_WHAT TO DO_:
Gather each line in the entries that includes the string "color".

_Figure record extracts_:
· · · · · · ·

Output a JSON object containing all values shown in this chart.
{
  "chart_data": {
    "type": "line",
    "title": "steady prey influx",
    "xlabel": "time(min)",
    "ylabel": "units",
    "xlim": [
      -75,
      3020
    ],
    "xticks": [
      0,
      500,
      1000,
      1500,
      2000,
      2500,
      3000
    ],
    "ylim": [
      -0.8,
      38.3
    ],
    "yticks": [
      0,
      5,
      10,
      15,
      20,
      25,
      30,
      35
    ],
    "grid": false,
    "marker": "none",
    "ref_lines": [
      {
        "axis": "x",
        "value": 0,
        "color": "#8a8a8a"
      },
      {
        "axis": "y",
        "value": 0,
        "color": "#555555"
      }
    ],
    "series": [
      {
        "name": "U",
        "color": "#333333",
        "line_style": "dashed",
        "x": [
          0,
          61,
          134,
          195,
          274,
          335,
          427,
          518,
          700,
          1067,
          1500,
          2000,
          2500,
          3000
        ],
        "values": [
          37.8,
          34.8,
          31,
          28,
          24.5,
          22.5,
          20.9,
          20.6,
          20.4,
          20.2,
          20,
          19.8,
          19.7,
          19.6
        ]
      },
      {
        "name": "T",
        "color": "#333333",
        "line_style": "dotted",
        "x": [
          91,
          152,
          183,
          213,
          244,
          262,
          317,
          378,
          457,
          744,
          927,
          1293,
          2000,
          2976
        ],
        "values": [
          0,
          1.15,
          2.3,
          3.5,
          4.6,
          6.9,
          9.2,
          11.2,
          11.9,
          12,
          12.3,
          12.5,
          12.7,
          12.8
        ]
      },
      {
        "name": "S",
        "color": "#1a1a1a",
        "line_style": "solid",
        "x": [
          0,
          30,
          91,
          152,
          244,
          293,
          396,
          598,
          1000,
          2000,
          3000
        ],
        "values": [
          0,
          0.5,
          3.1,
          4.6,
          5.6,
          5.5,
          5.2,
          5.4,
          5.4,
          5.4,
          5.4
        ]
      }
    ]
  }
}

· · · · · · ·

_FINAL RESULT_:
        "color": "#8a8a8a"
        "color": "#555555"
        "color": "#333333",
        "color": "#333333",
        "color": "#1a1a1a",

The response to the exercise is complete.